Start SUPPLIED ENTRIES
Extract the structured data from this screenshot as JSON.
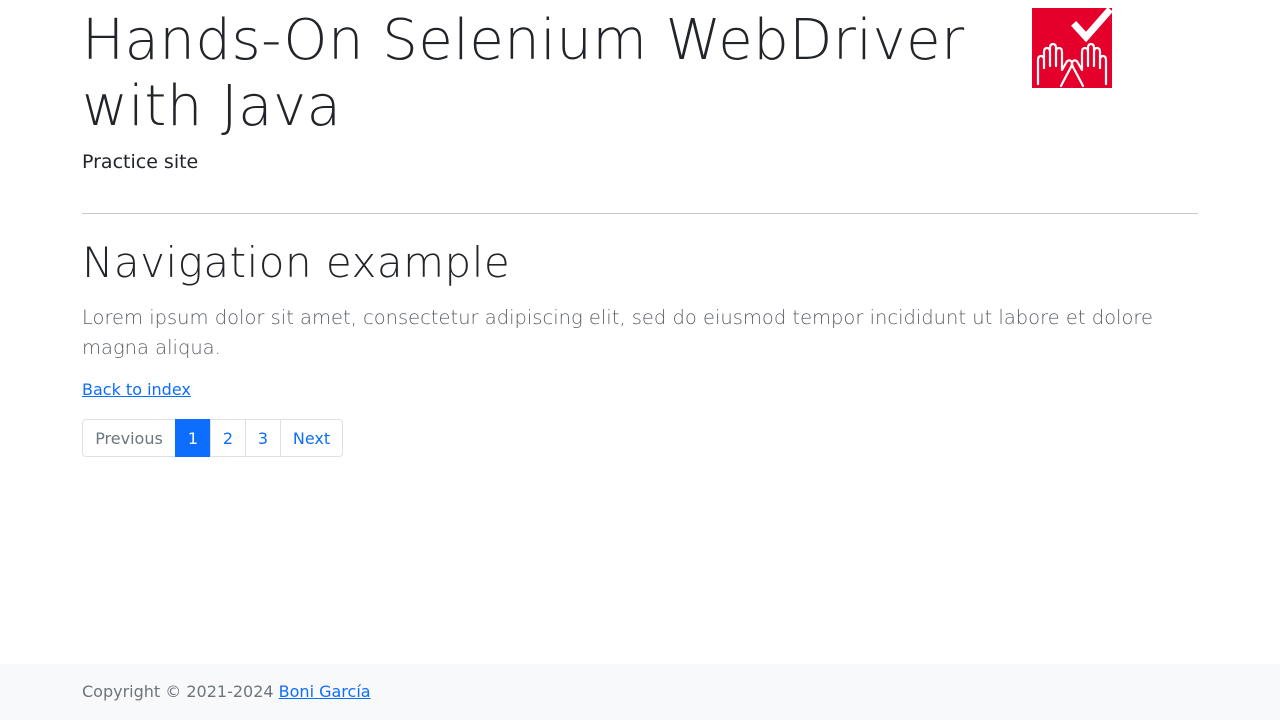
{
  "header": {
    "title": "Hands-On Selenium WebDriver with Java",
    "subtitle": "Practice site",
    "logo_icon": "selenium-hands-check-logo",
    "logo_color": "#e5002b"
  },
  "main": {
    "heading": "Navigation example",
    "lead": "Lorem ipsum dolor sit amet, consectetur adipiscing elit, sed do eiusmod tempor incididunt ut labore et dolore magna aliqua.",
    "back_link": "Back to index",
    "pagination": {
      "previous": "Previous",
      "pages": [
        "1",
        "2",
        "3"
      ],
      "active_page": "1",
      "next": "Next",
      "active_color": "#0d6efd"
    }
  },
  "footer": {
    "copyright": "Copyright © 2021-2024",
    "author": "Boni García"
  }
}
End SUPPLIED ENTRIES
All records should be output exactly, with the pictures left out.

Extract the structured data from this screenshot as JSON.
{
  "header": {
    "title": "Hands-On Selenium WebDriver with Java",
    "subtitle": "Practice site",
    "logo_icon": "selenium-hands-check-logo",
    "logo_color": "#e5002b"
  },
  "main": {
    "heading": "Navigation example",
    "lead": "Lorem ipsum dolor sit amet, consectetur adipiscing elit, sed do eiusmod tempor incididunt ut labore et dolore magna aliqua.",
    "back_link": "Back to index",
    "pagination": {
      "previous": "Previous",
      "pages": [
        "1",
        "2",
        "3"
      ],
      "active_page": "1",
      "next": "Next",
      "active_color": "#0d6efd"
    }
  },
  "footer": {
    "copyright": "Copyright © 2021-2024",
    "author": "Boni García"
  }
}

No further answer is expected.